» Problem statement:
List all lines of the data containing the word "GRAPHIC".

• • •

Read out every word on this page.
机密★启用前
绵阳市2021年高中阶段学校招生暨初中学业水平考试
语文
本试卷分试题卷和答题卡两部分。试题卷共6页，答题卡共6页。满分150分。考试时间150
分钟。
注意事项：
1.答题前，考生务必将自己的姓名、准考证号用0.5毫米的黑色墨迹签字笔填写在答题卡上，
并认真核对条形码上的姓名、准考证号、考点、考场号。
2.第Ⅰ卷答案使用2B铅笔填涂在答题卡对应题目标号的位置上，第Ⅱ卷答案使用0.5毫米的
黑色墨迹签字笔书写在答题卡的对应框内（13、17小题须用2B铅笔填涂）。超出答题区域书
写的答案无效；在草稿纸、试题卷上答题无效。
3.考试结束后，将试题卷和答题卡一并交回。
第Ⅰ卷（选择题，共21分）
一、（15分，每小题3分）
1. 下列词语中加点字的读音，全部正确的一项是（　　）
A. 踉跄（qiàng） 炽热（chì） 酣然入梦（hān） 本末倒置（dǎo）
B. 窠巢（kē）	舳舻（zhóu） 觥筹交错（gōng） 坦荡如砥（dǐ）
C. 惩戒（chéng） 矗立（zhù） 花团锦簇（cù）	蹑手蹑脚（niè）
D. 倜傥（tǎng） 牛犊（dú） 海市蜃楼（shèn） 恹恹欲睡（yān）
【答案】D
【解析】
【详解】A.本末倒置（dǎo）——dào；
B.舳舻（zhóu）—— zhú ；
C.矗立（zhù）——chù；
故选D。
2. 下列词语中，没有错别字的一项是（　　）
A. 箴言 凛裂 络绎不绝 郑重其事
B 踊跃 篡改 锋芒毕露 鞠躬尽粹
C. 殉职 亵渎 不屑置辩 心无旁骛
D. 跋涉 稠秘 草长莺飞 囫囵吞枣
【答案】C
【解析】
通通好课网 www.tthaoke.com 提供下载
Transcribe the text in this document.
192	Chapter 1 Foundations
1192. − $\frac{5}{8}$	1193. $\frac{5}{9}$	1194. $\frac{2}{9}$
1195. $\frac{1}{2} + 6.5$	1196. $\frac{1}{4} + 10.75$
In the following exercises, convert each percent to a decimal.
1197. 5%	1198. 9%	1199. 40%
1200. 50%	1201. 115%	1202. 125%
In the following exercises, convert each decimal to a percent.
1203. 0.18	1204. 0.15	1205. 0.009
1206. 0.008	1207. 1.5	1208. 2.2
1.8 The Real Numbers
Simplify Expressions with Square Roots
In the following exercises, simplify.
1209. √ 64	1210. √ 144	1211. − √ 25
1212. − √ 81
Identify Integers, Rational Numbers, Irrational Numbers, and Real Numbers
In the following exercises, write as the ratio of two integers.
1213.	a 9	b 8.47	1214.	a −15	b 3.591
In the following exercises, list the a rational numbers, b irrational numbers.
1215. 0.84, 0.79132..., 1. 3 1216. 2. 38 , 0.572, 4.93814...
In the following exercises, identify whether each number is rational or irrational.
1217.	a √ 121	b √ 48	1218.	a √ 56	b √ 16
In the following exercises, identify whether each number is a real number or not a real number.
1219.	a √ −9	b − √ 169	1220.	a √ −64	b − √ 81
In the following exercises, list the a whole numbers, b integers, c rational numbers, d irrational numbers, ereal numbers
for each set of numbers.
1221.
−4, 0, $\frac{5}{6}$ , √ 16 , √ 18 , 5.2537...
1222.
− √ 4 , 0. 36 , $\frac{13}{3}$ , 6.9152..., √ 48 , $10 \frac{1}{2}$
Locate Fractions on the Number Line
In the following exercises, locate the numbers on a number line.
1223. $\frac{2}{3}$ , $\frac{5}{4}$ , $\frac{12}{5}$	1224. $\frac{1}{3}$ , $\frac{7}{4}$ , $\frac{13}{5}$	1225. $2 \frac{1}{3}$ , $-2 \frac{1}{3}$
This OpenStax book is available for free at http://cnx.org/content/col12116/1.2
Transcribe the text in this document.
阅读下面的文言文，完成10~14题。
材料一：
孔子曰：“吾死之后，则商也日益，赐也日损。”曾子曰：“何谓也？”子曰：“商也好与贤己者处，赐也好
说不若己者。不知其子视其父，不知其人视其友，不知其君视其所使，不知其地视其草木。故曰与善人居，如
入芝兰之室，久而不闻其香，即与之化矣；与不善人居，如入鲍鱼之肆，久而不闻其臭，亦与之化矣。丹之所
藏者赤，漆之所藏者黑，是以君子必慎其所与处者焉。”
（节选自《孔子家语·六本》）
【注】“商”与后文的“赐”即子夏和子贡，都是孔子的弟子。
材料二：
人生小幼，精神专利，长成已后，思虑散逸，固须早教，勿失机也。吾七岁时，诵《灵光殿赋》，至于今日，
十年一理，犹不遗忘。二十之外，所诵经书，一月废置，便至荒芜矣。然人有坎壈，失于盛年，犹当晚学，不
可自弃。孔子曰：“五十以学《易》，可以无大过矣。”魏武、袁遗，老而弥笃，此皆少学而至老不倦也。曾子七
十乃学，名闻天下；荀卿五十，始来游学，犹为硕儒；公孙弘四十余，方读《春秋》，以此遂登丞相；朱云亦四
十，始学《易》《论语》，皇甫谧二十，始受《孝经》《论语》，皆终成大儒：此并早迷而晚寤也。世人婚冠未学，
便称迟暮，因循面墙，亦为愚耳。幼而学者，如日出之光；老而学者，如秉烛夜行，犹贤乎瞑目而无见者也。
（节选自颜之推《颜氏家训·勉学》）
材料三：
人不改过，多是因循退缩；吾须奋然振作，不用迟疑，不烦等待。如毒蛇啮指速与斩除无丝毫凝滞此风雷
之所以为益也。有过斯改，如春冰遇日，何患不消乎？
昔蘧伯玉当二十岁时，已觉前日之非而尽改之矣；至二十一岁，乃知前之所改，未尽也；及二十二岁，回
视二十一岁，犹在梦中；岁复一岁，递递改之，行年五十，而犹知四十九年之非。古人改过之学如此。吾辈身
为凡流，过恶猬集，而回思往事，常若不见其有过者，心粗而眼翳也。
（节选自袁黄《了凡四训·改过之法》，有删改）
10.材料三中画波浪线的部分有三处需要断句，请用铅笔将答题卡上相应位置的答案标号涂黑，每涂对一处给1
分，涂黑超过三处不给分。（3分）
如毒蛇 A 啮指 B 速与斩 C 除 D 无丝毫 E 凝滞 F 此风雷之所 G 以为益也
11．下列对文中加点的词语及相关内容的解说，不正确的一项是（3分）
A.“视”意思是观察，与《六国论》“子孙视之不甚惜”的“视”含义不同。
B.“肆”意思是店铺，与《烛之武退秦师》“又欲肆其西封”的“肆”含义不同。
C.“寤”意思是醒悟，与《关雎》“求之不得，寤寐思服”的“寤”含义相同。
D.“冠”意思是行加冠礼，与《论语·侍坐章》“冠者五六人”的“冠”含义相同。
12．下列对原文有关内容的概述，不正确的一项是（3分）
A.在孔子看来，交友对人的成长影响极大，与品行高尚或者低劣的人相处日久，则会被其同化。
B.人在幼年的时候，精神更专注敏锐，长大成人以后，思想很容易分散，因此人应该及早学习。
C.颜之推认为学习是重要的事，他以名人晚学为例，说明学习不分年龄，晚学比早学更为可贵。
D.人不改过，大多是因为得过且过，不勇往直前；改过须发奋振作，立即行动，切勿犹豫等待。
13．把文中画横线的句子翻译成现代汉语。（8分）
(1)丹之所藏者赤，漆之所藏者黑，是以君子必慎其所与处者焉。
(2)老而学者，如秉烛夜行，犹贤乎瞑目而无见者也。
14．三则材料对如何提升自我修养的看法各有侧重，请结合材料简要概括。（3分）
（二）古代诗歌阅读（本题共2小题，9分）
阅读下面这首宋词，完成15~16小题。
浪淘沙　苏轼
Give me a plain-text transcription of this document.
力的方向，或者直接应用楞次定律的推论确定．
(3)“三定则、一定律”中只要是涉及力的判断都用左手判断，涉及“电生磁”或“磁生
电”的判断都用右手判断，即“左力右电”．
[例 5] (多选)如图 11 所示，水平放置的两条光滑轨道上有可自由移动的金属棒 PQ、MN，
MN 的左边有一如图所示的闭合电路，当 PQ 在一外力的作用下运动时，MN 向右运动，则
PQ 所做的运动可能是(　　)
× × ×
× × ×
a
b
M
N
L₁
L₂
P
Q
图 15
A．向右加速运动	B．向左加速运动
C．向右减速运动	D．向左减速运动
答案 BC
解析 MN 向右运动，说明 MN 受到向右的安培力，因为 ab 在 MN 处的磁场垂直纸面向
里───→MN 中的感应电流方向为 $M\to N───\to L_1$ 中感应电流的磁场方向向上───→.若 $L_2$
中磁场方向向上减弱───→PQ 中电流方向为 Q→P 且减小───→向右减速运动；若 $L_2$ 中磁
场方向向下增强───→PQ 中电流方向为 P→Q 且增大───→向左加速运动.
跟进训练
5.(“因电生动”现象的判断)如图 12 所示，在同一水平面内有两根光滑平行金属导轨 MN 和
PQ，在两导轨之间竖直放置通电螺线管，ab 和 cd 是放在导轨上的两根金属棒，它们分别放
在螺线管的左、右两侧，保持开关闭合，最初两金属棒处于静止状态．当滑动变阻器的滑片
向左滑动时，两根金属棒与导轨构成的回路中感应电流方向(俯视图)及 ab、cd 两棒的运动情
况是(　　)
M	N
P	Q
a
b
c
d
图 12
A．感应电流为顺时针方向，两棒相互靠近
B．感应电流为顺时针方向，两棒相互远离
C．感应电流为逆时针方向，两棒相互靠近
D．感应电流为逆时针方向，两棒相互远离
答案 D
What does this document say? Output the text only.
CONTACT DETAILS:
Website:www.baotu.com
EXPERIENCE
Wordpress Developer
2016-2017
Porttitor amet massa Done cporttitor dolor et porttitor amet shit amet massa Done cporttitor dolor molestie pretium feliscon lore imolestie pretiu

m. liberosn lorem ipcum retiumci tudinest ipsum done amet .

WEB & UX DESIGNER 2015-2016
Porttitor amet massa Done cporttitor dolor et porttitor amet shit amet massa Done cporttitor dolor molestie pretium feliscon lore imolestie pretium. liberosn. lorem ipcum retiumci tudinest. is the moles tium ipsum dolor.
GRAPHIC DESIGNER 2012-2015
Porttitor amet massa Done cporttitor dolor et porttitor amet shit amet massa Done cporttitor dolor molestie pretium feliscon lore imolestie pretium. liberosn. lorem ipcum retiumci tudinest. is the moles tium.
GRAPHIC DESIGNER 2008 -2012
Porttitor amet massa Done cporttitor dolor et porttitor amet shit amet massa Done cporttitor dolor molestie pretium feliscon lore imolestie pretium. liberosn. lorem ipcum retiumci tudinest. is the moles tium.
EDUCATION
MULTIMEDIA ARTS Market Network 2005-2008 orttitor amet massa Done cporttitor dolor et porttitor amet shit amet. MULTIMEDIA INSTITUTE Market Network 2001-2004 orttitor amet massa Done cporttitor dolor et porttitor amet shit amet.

• • •

» Result of the exercise:
GRAPHIC DESIGNER 2012-2015
GRAPHIC DESIGNER 2008 -2012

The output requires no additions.